**Given request**
Using the records below, report how many lines hold "Almanya", with no extra text.

**Input rows**

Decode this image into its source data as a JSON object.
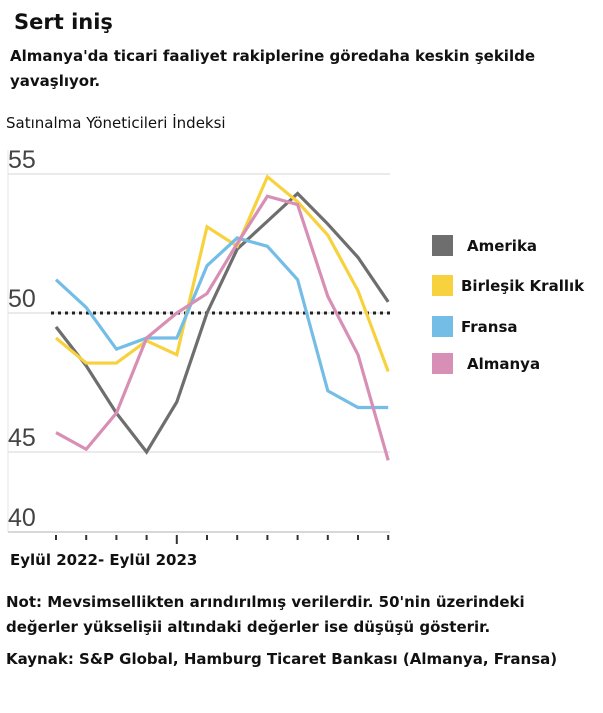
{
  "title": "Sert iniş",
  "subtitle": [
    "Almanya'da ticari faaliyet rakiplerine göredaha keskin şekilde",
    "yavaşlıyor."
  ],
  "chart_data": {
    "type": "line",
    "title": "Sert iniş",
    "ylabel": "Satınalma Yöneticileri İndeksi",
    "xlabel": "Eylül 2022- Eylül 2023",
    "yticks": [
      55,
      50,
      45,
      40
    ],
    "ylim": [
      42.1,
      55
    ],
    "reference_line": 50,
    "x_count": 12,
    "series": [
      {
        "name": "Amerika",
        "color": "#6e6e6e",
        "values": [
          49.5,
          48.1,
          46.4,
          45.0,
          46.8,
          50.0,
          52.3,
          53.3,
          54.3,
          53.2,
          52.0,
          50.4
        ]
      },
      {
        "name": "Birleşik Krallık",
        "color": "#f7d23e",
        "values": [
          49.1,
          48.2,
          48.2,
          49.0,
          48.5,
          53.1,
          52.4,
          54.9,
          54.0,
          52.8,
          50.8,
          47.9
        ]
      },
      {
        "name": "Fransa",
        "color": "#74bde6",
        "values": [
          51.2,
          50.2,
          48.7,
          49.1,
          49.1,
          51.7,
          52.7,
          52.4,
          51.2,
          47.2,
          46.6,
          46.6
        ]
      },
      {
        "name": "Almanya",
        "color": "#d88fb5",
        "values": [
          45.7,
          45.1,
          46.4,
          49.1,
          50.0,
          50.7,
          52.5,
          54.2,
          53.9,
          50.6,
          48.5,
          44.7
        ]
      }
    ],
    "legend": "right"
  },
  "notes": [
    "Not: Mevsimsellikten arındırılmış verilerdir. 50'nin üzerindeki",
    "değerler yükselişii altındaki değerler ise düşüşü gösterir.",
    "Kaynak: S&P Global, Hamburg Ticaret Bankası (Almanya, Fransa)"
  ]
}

**The answer**
3